→ SHORT TASK:
Below is a set of records. Repeat all of them exactly.

--- Start ---

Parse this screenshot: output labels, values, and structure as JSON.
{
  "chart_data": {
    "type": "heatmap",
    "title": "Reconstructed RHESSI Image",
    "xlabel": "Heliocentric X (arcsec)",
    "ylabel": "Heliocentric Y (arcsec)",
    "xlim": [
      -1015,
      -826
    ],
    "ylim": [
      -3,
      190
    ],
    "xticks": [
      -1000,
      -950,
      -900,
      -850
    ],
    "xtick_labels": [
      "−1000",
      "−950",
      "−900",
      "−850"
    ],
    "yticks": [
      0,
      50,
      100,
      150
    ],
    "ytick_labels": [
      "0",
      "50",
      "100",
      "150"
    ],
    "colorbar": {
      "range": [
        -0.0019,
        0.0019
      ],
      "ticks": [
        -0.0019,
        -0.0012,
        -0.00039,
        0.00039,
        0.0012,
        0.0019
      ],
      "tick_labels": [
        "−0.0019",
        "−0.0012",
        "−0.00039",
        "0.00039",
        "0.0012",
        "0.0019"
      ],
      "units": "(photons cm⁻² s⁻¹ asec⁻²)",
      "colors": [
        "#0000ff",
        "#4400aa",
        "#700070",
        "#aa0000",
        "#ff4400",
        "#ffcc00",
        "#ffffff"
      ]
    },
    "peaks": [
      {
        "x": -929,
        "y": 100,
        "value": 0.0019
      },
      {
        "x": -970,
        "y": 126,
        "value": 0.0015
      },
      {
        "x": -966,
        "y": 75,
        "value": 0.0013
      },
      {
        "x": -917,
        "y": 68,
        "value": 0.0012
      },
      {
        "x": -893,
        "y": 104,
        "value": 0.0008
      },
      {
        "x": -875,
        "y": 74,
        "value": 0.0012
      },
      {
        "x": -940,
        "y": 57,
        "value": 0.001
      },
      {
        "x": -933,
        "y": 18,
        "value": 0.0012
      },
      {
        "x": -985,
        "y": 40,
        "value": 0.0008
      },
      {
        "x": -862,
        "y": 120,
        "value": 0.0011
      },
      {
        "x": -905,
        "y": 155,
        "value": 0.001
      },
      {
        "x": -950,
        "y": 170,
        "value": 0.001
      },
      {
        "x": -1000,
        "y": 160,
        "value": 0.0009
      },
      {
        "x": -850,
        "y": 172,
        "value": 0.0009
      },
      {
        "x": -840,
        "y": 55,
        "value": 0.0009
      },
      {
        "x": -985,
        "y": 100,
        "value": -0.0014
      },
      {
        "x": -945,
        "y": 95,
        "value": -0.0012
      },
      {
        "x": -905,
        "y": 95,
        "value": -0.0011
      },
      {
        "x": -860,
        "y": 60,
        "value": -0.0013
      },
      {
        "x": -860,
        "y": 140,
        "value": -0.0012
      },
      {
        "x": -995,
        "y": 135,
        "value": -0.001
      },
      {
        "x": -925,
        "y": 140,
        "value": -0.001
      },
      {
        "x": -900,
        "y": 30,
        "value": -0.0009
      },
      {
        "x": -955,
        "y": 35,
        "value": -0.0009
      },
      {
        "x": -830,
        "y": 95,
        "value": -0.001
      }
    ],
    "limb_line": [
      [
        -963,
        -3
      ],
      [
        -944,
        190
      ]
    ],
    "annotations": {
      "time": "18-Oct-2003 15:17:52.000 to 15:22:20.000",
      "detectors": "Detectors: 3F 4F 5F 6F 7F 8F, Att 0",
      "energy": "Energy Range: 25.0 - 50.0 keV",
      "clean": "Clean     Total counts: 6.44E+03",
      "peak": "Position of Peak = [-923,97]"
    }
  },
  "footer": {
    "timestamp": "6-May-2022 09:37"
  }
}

--- End ---

→ EXERCISE RESULT:
Parse this screenshot: output labels, values, and structure as JSON.
{
  "chart_data": {
    "type": "heatmap",
    "title": "Reconstructed RHESSI Image",
    "xlabel": "Heliocentric X (arcsec)",
    "ylabel": "Heliocentric Y (arcsec)",
    "xlim": [
      -1015,
      -826
    ],
    "ylim": [
      -3,
      190
    ],
    "xticks": [
      -1000,
      -950,
      -900,
      -850
    ],
    "xtick_labels": [
      "−1000",
      "−950",
      "−900",
      "−850"
    ],
    "yticks": [
      0,
      50,
      100,
      150
    ],
    "ytick_labels": [
      "0",
      "50",
      "100",
      "150"
    ],
    "colorbar": {
      "range": [
        -0.0019,
        0.0019
      ],
      "ticks": [
        -0.0019,
        -0.0012,
        -0.00039,
        0.00039,
        0.0012,
        0.0019
      ],
      "tick_labels": [
        "−0.0019",
        "−0.0012",
        "−0.00039",
        "0.00039",
        "0.0012",
        "0.0019"
      ],
      "units": "(photons cm⁻² s⁻¹ asec⁻²)",
      "colors": [
        "#0000ff",
        "#4400aa",
        "#700070",
        "#aa0000",
        "#ff4400",
        "#ffcc00",
        "#ffffff"
      ]
    },
    "peaks": [
      {
        "x": -929,
        "y": 100,
        "value": 0.0019
      },
      {
        "x": -970,
        "y": 126,
        "value": 0.0015
      },
      {
        "x": -966,
        "y": 75,
        "value": 0.0013
      },
      {
        "x": -917,
        "y": 68,
        "value": 0.0012
      },
      {
        "x": -893,
        "y": 104,
        "value": 0.0008
      },
      {
        "x": -875,
        "y": 74,
        "value": 0.0012
      },
      {
        "x": -940,
        "y": 57,
        "value": 0.001
      },
      {
        "x": -933,
        "y": 18,
        "value": 0.0012
      },
      {
        "x": -985,
        "y": 40,
        "value": 0.0008
      },
      {
        "x": -862,
        "y": 120,
        "value": 0.0011
      },
      {
        "x": -905,
        "y": 155,
        "value": 0.001
      },
      {
        "x": -950,
        "y": 170,
        "value": 0.001
      },
      {
        "x": -1000,
        "y": 160,
        "value": 0.0009
      },
      {
        "x": -850,
        "y": 172,
        "value": 0.0009
      },
      {
        "x": -840,
        "y": 55,
        "value": 0.0009
      },
      {
        "x": -985,
        "y": 100,
        "value": -0.0014
      },
      {
        "x": -945,
        "y": 95,
        "value": -0.0012
      },
      {
        "x": -905,
        "y": 95,
        "value": -0.0011
      },
      {
        "x": -860,
        "y": 60,
        "value": -0.0013
      },
      {
        "x": -860,
        "y": 140,
        "value": -0.0012
      },
      {
        "x": -995,
        "y": 135,
        "value": -0.001
      },
      {
        "x": -925,
        "y": 140,
        "value": -0.001
      },
      {
        "x": -900,
        "y": 30,
        "value": -0.0009
      },
      {
        "x": -955,
        "y": 35,
        "value": -0.0009
      },
      {
        "x": -830,
        "y": 95,
        "value": -0.001
      }
    ],
    "limb_line": [
      [
        -963,
        -3
      ],
      [
        -944,
        190
      ]
    ],
    "annotations": {
      "time": "18-Oct-2003 15:17:52.000 to 15:22:20.000",
      "detectors": "Detectors: 3F 4F 5F 6F 7F 8F, Att 0",
      "energy": "Energy Range: 25.0 - 50.0 keV",
      "clean": "Clean     Total counts: 6.44E+03",
      "peak": "Position of Peak = [-923,97]"
    }
  },
  "footer": {
    "timestamp": "6-May-2022 09:37"
  }
}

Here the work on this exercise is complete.